*Stated task*
Copy out every line containing the word "интереса".

-=-=-=-=-

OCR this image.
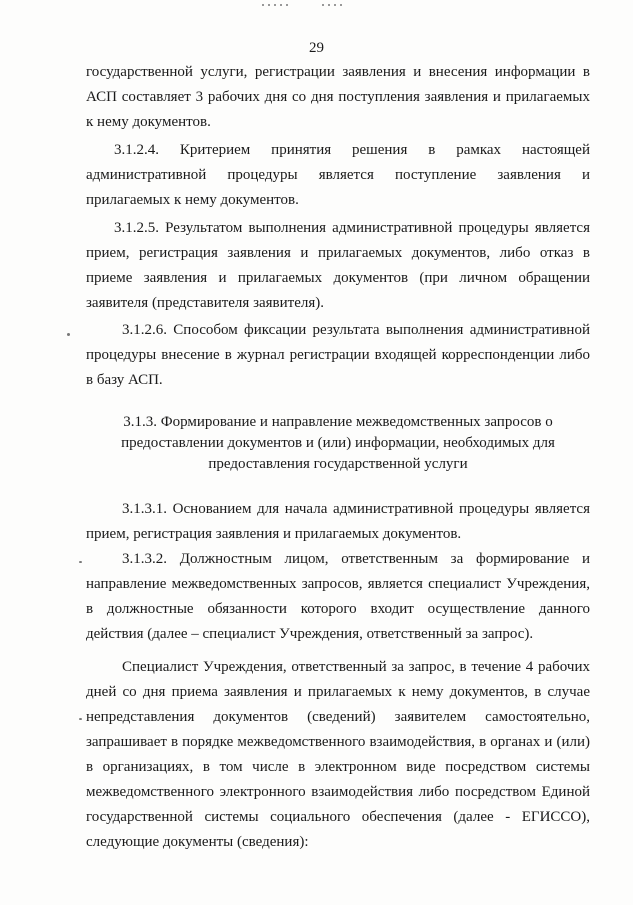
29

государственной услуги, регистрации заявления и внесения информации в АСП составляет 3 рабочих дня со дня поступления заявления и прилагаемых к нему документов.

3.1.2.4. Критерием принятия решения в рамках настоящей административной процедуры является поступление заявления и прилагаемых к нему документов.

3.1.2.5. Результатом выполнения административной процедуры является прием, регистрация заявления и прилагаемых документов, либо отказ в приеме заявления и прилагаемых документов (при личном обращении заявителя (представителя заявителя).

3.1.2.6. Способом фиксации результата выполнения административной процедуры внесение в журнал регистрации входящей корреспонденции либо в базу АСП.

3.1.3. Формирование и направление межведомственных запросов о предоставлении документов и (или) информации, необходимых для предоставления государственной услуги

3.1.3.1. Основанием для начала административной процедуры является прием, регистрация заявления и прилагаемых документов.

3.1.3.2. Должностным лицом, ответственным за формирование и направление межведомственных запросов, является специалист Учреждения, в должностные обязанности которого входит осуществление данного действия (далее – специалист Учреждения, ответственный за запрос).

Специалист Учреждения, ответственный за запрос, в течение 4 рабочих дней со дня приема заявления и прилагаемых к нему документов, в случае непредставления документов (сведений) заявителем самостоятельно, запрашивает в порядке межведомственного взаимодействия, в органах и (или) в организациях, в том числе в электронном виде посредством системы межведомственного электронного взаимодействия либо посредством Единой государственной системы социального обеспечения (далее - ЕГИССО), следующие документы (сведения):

-=-=-=-=-

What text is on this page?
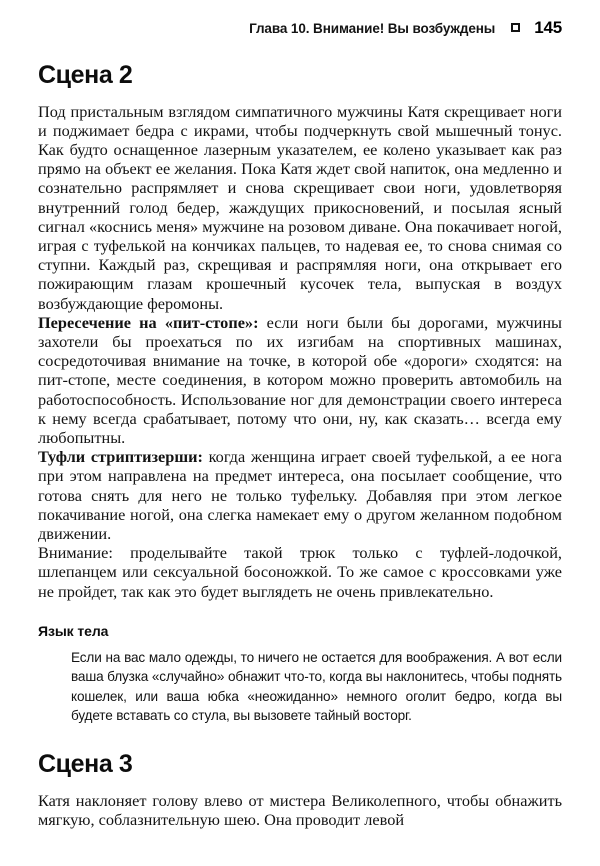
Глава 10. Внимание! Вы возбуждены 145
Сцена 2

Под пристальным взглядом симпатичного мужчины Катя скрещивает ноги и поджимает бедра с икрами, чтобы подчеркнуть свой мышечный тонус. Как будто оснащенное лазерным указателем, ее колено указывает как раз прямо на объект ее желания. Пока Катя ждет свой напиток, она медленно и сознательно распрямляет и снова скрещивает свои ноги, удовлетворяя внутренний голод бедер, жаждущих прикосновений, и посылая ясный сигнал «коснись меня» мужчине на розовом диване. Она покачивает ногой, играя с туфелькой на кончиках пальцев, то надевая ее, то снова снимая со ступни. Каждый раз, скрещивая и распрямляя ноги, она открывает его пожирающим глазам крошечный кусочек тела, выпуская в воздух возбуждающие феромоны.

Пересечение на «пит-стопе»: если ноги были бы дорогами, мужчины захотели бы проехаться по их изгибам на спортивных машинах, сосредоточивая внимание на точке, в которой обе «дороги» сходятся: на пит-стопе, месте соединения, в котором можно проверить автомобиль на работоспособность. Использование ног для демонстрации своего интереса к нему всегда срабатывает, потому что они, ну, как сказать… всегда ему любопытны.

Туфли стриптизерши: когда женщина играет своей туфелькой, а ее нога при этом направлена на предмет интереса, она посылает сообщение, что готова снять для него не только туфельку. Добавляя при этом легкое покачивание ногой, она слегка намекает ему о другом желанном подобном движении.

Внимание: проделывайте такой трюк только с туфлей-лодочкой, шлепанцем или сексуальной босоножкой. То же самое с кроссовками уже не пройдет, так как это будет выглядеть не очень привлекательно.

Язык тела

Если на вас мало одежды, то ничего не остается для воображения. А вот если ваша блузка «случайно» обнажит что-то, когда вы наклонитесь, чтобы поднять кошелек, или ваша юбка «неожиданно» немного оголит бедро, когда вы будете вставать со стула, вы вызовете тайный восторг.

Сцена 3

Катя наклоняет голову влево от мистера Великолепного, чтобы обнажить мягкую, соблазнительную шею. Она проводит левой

-=-=-=-=-

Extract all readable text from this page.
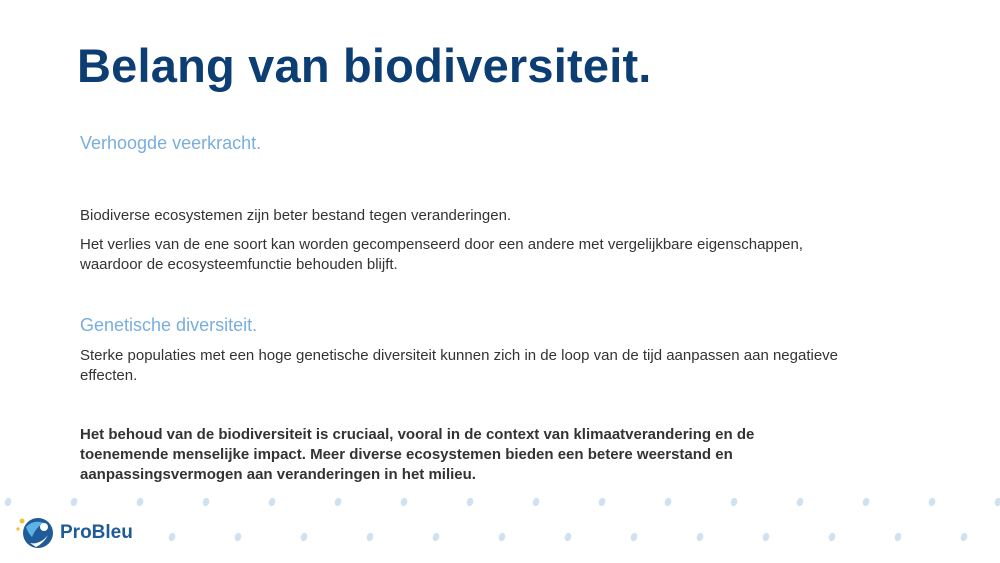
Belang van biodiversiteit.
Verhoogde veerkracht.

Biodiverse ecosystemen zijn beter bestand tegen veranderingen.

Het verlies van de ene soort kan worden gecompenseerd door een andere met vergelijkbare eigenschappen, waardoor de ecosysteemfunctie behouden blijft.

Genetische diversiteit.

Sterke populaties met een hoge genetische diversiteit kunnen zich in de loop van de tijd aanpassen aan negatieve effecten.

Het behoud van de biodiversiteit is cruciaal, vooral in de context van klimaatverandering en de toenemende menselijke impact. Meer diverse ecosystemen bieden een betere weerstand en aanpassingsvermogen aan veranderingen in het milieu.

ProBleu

-=-=-=-=-

*Solved exercise*
Пересечение на «пит-стопе»: если ноги были бы дорогами, мужчины захотели бы проехаться по их изгибам на спортивных машинах, сосредоточивая внимание на точке, в которой обе «дороги» сходятся: на пит-стопе, месте соединения, в котором можно проверить автомобиль на работоспособность. Использование ног для демонстрации своего интереса к нему всегда срабатывает, потому что они, ну, как сказать… всегда ему любопытны.
Туфли стриптизерши: когда женщина играет своей туфелькой, а ее нога при этом направлена на предмет интереса, она посылает сообщение, что готова снять для него не только туфельку. Добавляя при этом легкое покачивание ногой, она слегка намекает ему о другом желанном подобном движении.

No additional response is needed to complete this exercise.